◆ **EXERCISE**
Identify, in the records below, every line where the string "которой" appears, and copy each such line.

◆ **RECORD LIST**
----------
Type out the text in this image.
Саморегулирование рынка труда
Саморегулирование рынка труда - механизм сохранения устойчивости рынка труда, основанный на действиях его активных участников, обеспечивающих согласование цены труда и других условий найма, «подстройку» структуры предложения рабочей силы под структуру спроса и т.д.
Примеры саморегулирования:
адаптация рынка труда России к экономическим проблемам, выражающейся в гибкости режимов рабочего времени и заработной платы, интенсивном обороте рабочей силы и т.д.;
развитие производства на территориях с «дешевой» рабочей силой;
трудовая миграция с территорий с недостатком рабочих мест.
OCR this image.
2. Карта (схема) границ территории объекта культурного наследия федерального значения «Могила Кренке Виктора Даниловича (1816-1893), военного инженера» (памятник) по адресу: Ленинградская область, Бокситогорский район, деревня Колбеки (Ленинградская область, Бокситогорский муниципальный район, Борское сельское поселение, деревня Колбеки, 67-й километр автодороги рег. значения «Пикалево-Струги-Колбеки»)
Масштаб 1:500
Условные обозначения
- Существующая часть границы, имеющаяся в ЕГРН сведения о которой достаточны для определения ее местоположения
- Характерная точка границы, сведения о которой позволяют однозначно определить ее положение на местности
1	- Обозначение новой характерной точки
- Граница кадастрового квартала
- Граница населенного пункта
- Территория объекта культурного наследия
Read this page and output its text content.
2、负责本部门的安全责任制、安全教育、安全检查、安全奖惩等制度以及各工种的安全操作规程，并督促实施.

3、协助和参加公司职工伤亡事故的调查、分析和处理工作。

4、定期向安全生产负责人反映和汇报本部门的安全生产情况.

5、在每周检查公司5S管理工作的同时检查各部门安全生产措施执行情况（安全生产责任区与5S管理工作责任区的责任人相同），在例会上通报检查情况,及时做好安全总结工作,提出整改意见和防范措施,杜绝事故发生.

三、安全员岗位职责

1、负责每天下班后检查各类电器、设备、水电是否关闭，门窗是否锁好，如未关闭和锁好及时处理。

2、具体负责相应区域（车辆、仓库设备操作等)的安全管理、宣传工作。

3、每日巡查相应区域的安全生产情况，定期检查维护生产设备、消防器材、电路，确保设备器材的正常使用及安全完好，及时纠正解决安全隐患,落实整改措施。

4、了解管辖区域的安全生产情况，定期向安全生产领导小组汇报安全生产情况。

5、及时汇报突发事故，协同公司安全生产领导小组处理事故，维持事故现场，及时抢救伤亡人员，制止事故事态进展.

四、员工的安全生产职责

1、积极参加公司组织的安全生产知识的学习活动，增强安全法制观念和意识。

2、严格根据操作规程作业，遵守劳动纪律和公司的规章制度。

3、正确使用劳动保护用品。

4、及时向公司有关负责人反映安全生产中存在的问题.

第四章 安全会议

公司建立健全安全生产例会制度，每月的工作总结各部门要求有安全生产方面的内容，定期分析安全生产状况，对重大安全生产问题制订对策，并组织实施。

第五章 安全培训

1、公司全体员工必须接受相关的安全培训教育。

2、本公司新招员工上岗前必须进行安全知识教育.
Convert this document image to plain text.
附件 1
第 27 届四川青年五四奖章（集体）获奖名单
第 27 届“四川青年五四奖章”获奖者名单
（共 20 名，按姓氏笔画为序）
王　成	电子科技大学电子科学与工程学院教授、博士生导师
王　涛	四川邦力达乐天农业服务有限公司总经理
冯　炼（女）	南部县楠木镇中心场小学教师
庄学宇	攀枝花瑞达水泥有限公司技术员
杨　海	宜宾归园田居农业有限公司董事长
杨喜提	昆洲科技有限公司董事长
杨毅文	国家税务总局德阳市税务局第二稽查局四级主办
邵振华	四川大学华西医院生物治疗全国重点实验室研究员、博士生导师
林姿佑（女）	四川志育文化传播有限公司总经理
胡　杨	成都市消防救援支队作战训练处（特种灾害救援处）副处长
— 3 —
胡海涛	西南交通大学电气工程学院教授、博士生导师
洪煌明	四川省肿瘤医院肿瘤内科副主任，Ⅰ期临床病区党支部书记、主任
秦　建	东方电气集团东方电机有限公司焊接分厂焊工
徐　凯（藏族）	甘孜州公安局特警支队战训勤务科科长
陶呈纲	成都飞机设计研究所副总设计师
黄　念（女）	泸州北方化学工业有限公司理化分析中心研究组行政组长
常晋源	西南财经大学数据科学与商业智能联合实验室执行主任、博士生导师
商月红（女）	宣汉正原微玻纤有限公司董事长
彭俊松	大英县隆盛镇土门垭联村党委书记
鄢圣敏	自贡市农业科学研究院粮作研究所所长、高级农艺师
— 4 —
----------
◆ **SOLUTION TO THIS TASK**
- Существующая часть границы, имеющаяся в ЕГРН сведения о которой достаточны для определения ее местоположения
- Характерная точка границы, сведения о которой позволяют однозначно определить ее положение на местности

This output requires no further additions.